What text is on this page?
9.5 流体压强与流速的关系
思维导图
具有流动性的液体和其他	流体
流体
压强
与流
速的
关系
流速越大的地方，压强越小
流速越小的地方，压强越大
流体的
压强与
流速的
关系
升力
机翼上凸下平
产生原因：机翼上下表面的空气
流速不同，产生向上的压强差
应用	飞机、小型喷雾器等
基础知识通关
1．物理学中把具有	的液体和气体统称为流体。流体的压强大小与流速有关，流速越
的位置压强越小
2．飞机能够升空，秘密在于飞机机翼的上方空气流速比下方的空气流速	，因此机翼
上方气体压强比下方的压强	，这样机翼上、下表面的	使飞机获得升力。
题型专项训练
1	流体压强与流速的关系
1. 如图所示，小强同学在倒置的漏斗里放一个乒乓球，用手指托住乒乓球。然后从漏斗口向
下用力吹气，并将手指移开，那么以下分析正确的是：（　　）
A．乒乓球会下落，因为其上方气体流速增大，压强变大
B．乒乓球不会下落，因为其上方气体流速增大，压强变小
+ + + +
AIM => Every entry above needs to be quoted exactly.

REPLY =>
What text is on this page?
9.5 流体压强与流速的关系
思维导图
具有流动性的液体和其他	流体
流体
压强
与流
速的
关系
流速越大的地方，压强越小
流速越小的地方，压强越大
流体的
压强与
流速的
关系
升力
机翼上凸下平
产生原因：机翼上下表面的空气
流速不同，产生向上的压强差
应用	飞机、小型喷雾器等
基础知识通关
1．物理学中把具有	的液体和气体统称为流体。流体的压强大小与流速有关，流速越
的位置压强越小
2．飞机能够升空，秘密在于飞机机翼的上方空气流速比下方的空气流速	，因此机翼
上方气体压强比下方的压强	，这样机翼上、下表面的	使飞机获得升力。
题型专项训练
1	流体压强与流速的关系
1. 如图所示，小强同学在倒置的漏斗里放一个乒乓球，用手指托住乒乓球。然后从漏斗口向
下用力吹气，并将手指移开，那么以下分析正确的是：（　　）
A．乒乓球会下落，因为其上方气体流速增大，压强变大
B．乒乓球不会下落，因为其上方气体流速增大，压强变小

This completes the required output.